Written instruction ▸ Among the lines of this listing, determine how many contain the string "基础作业". Answer with the number only.

Given records ▸
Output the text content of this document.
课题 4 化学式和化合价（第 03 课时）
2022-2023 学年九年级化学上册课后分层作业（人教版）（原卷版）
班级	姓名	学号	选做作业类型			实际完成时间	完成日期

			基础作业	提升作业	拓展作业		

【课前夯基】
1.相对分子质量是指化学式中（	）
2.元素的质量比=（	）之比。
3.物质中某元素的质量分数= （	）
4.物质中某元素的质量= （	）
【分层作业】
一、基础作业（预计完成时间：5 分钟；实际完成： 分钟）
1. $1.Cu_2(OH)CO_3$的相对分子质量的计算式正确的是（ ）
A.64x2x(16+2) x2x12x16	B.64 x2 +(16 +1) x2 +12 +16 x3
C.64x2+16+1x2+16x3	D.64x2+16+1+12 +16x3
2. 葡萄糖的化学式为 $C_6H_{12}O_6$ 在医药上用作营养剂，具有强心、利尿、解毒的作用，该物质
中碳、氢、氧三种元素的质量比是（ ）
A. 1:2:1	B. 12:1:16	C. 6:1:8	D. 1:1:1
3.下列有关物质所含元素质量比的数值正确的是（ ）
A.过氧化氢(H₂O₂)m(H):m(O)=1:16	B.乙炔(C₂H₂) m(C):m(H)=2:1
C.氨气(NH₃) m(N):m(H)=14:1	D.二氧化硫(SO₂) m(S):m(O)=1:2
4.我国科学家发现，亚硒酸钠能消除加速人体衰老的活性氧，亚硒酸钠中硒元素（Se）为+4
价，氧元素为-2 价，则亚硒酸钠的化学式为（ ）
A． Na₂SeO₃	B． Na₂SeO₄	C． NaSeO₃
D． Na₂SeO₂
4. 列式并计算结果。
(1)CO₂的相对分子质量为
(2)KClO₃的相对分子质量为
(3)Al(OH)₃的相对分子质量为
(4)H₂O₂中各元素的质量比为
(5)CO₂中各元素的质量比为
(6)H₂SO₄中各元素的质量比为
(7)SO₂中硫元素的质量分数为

Answer to the task ▸ 2